■ WORK TO DO
Search the records below for the word "샤워기로". Pull out each line that has it.

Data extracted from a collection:
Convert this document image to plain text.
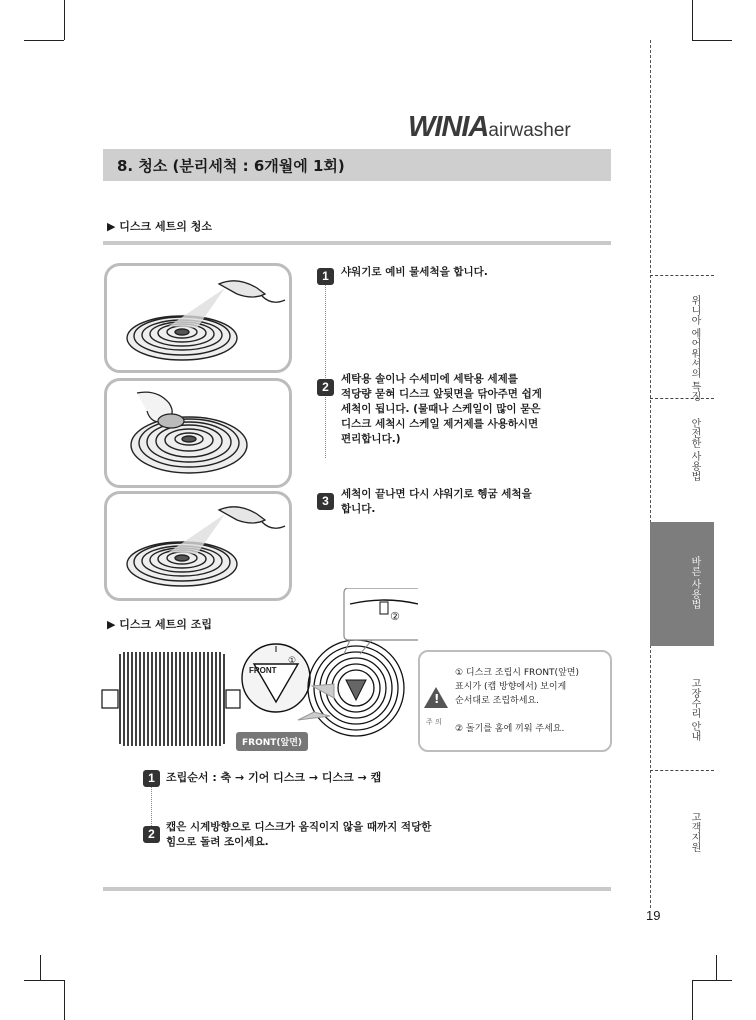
WINIAairwasher
8. 청소 (분리세척 : 6개월에 1회)
▶ 디스크 세트의 청소
1	샤워기로 예비 물세척을 합니다.
2
세탁용 솔이나 수세미에 세탁용 세제를
적당량 묻혀 디스크 앞뒷면을 닦아주면 쉽게
세척이 됩니다. (물때나 스케일이 많이 묻은
디스크 세척시 스케일 제거제를 사용하시면
편리합니다.)
3	세척이 끝나면 다시 샤워기로 헹굼 세척을
합니다.
▶ 디스크 세트의 조립
FRONT
①
②
FRONT(앞면)
!
주 의
① 디스크 조립시 FRONT(앞면)
표시가 (캡 방향에서) 보이게
순서대로 조립하세요.
② 돌기를 홈에 끼워 주세요.
1	조립순서 : 축 → 기어 디스크 → 디스크 → 캡
2	캡은 시계방향으로 디스크가 움직이지 않을 때까지 적당한
힘으로 돌려 조이세요.
위니아 에어워셔의 특징
안전한 사용법
바른 사용법
고장수리 안내
고객지원
19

■ THE OUTPUT
1	샤워기로 예비 물세척을 합니다.
3	세척이 끝나면 다시 샤워기로 헹굼 세척을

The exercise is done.